Exercise aim -> Return all of the lines below exactly as they are.

Stored entries
------------------------------------------------
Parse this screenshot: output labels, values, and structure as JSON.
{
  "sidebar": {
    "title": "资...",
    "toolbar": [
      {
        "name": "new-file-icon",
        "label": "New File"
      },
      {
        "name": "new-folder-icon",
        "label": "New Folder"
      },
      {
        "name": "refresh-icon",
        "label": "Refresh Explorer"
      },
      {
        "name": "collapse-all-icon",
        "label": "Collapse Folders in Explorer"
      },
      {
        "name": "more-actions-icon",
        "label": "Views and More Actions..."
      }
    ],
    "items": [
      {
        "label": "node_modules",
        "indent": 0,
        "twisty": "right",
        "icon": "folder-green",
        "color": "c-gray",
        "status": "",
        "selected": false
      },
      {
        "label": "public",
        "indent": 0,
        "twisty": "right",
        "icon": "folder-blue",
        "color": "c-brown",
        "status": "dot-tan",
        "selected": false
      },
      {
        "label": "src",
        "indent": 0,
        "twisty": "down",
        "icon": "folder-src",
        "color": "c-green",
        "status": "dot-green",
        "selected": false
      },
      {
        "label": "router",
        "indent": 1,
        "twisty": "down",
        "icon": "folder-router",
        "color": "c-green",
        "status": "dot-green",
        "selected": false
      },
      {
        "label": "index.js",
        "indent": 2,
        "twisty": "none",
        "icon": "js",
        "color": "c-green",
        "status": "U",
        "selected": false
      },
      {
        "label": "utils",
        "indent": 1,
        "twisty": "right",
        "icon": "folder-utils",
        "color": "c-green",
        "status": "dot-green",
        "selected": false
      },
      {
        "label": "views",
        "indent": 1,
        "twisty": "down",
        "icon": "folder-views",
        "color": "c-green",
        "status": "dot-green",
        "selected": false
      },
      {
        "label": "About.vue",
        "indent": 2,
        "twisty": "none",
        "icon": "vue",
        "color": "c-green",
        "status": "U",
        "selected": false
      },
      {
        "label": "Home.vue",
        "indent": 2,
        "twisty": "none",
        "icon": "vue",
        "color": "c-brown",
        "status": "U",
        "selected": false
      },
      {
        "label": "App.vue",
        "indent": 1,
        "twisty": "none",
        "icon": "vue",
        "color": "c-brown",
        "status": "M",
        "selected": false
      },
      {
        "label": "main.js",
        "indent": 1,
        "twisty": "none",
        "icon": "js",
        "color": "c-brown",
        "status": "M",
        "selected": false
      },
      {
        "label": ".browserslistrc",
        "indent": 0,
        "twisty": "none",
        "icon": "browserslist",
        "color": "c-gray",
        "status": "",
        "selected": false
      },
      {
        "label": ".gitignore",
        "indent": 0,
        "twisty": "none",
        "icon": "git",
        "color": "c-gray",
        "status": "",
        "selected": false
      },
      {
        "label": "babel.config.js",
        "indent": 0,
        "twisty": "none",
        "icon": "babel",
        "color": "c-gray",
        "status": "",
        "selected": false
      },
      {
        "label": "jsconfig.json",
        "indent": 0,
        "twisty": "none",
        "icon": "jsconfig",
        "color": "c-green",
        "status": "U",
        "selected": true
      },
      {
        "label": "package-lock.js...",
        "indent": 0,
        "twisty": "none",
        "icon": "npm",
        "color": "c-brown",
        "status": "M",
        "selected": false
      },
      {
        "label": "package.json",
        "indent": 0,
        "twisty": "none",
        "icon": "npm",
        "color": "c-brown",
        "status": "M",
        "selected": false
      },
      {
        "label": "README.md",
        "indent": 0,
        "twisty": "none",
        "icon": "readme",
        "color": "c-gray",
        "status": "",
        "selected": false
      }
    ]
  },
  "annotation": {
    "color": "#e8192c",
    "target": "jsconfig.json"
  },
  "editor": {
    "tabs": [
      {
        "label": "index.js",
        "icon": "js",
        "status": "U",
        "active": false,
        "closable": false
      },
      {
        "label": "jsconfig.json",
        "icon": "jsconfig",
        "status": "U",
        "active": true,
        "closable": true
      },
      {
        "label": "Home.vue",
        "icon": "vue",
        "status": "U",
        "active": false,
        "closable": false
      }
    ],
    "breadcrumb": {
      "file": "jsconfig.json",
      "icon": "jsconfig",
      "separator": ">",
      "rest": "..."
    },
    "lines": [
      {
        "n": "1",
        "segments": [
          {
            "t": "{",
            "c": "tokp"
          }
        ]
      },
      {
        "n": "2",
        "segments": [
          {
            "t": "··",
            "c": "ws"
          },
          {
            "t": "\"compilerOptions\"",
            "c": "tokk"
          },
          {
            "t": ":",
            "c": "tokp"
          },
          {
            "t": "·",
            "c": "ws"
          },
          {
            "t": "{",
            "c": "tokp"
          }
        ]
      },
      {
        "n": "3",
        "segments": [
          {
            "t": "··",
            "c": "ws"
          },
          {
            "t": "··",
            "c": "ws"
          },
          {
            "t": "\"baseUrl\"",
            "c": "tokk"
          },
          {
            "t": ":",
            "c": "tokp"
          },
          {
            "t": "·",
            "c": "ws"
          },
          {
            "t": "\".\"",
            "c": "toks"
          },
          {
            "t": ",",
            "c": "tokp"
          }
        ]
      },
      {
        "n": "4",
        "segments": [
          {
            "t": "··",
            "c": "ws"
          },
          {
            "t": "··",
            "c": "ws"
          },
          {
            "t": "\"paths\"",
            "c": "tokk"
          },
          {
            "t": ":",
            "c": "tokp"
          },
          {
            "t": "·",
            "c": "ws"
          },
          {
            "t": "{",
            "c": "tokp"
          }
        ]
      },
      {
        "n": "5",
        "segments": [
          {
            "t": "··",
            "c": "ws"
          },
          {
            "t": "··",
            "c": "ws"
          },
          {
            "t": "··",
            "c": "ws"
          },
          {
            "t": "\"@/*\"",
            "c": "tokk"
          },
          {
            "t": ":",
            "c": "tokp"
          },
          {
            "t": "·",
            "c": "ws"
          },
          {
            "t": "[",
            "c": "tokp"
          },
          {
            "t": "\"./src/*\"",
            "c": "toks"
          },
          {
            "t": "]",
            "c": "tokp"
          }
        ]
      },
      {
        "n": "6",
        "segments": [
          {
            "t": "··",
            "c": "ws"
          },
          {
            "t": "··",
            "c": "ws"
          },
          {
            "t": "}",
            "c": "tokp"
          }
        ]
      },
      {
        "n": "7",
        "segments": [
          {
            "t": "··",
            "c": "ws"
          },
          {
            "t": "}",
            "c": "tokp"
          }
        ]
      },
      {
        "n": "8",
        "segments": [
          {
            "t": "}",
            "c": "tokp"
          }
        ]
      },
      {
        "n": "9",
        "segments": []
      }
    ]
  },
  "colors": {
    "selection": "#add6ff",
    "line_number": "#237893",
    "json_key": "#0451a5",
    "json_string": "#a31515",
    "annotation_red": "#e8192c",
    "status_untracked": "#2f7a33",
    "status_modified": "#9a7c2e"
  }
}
------------------------------------------------
Answer to the task ->
Parse this screenshot: output labels, values, and structure as JSON.
{
  "sidebar": {
    "title": "资...",
    "toolbar": [
      {
        "name": "new-file-icon",
        "label": "New File"
      },
      {
        "name": "new-folder-icon",
        "label": "New Folder"
      },
      {
        "name": "refresh-icon",
        "label": "Refresh Explorer"
      },
      {
        "name": "collapse-all-icon",
        "label": "Collapse Folders in Explorer"
      },
      {
        "name": "more-actions-icon",
        "label": "Views and More Actions..."
      }
    ],
    "items": [
      {
        "label": "node_modules",
        "indent": 0,
        "twisty": "right",
        "icon": "folder-green",
        "color": "c-gray",
        "status": "",
        "selected": false
      },
      {
        "label": "public",
        "indent": 0,
        "twisty": "right",
        "icon": "folder-blue",
        "color": "c-brown",
        "status": "dot-tan",
        "selected": false
      },
      {
        "label": "src",
        "indent": 0,
        "twisty": "down",
        "icon": "folder-src",
        "color": "c-green",
        "status": "dot-green",
        "selected": false
      },
      {
        "label": "router",
        "indent": 1,
        "twisty": "down",
        "icon": "folder-router",
        "color": "c-green",
        "status": "dot-green",
        "selected": false
      },
      {
        "label": "index.js",
        "indent": 2,
        "twisty": "none",
        "icon": "js",
        "color": "c-green",
        "status": "U",
        "selected": false
      },
      {
        "label": "utils",
        "indent": 1,
        "twisty": "right",
        "icon": "folder-utils",
        "color": "c-green",
        "status": "dot-green",
        "selected": false
      },
      {
        "label": "views",
        "indent": 1,
        "twisty": "down",
        "icon": "folder-views",
        "color": "c-green",
        "status": "dot-green",
        "selected": false
      },
      {
        "label": "About.vue",
        "indent": 2,
        "twisty": "none",
        "icon": "vue",
        "color": "c-green",
        "status": "U",
        "selected": false
      },
      {
        "label": "Home.vue",
        "indent": 2,
        "twisty": "none",
        "icon": "vue",
        "color": "c-brown",
        "status": "U",
        "selected": false
      },
      {
        "label": "App.vue",
        "indent": 1,
        "twisty": "none",
        "icon": "vue",
        "color": "c-brown",
        "status": "M",
        "selected": false
      },
      {
        "label": "main.js",
        "indent": 1,
        "twisty": "none",
        "icon": "js",
        "color": "c-brown",
        "status": "M",
        "selected": false
      },
      {
        "label": ".browserslistrc",
        "indent": 0,
        "twisty": "none",
        "icon": "browserslist",
        "color": "c-gray",
        "status": "",
        "selected": false
      },
      {
        "label": ".gitignore",
        "indent": 0,
        "twisty": "none",
        "icon": "git",
        "color": "c-gray",
        "status": "",
        "selected": false
      },
      {
        "label": "babel.config.js",
        "indent": 0,
        "twisty": "none",
        "icon": "babel",
        "color": "c-gray",
        "status": "",
        "selected": false
      },
      {
        "label": "jsconfig.json",
        "indent": 0,
        "twisty": "none",
        "icon": "jsconfig",
        "color": "c-green",
        "status": "U",
        "selected": true
      },
      {
        "label": "package-lock.js...",
        "indent": 0,
        "twisty": "none",
        "icon": "npm",
        "color": "c-brown",
        "status": "M",
        "selected": false
      },
      {
        "label": "package.json",
        "indent": 0,
        "twisty": "none",
        "icon": "npm",
        "color": "c-brown",
        "status": "M",
        "selected": false
      },
      {
        "label": "README.md",
        "indent": 0,
        "twisty": "none",
        "icon": "readme",
        "color": "c-gray",
        "status": "",
        "selected": false
      }
    ]
  },
  "annotation": {
    "color": "#e8192c",
    "target": "jsconfig.json"
  },
  "editor": {
    "tabs": [
      {
        "label": "index.js",
        "icon": "js",
        "status": "U",
        "active": false,
        "closable": false
      },
      {
        "label": "jsconfig.json",
        "icon": "jsconfig",
        "status": "U",
        "active": true,
        "closable": true
      },
      {
        "label": "Home.vue",
        "icon": "vue",
        "status": "U",
        "active": false,
        "closable": false
      }
    ],
    "breadcrumb": {
      "file": "jsconfig.json",
      "icon": "jsconfig",
      "separator": ">",
      "rest": "..."
    },
    "lines": [
      {
        "n": "1",
        "segments": [
          {
            "t": "{",
            "c": "tokp"
          }
        ]
      },
      {
        "n": "2",
        "segments": [
          {
            "t": "··",
            "c": "ws"
          },
          {
            "t": "\"compilerOptions\"",
            "c": "tokk"
          },
          {
            "t": ":",
            "c": "tokp"
          },
          {
            "t": "·",
            "c": "ws"
          },
          {
            "t": "{",
            "c": "tokp"
          }
        ]
      },
      {
        "n": "3",
        "segments": [
          {
            "t": "··",
            "c": "ws"
          },
          {
            "t": "··",
            "c": "ws"
          },
          {
            "t": "\"baseUrl\"",
            "c": "tokk"
          },
          {
            "t": ":",
            "c": "tokp"
          },
          {
            "t": "·",
            "c": "ws"
          },
          {
            "t": "\".\"",
            "c": "toks"
          },
          {
            "t": ",",
            "c": "tokp"
          }
        ]
      },
      {
        "n": "4",
        "segments": [
          {
            "t": "··",
            "c": "ws"
          },
          {
            "t": "··",
            "c": "ws"
          },
          {
            "t": "\"paths\"",
            "c": "tokk"
          },
          {
            "t": ":",
            "c": "tokp"
          },
          {
            "t": "·",
            "c": "ws"
          },
          {
            "t": "{",
            "c": "tokp"
          }
        ]
      },
      {
        "n": "5",
        "segments": [
          {
            "t": "··",
            "c": "ws"
          },
          {
            "t": "··",
            "c": "ws"
          },
          {
            "t": "··",
            "c": "ws"
          },
          {
            "t": "\"@/*\"",
            "c": "tokk"
          },
          {
            "t": ":",
            "c": "tokp"
          },
          {
            "t": "·",
            "c": "ws"
          },
          {
            "t": "[",
            "c": "tokp"
          },
          {
            "t": "\"./src/*\"",
            "c": "toks"
          },
          {
            "t": "]",
            "c": "tokp"
          }
        ]
      },
      {
        "n": "6",
        "segments": [
          {
            "t": "··",
            "c": "ws"
          },
          {
            "t": "··",
            "c": "ws"
          },
          {
            "t": "}",
            "c": "tokp"
          }
        ]
      },
      {
        "n": "7",
        "segments": [
          {
            "t": "··",
            "c": "ws"
          },
          {
            "t": "}",
            "c": "tokp"
          }
        ]
      },
      {
        "n": "8",
        "segments": [
          {
            "t": "}",
            "c": "tokp"
          }
        ]
      },
      {
        "n": "9",
        "segments": []
      }
    ]
  },
  "colors": {
    "selection": "#add6ff",
    "line_number": "#237893",
    "json_key": "#0451a5",
    "json_string": "#a31515",
    "annotation_red": "#e8192c",
    "status_untracked": "#2f7a33",
    "status_modified": "#9a7c2e"
  }
}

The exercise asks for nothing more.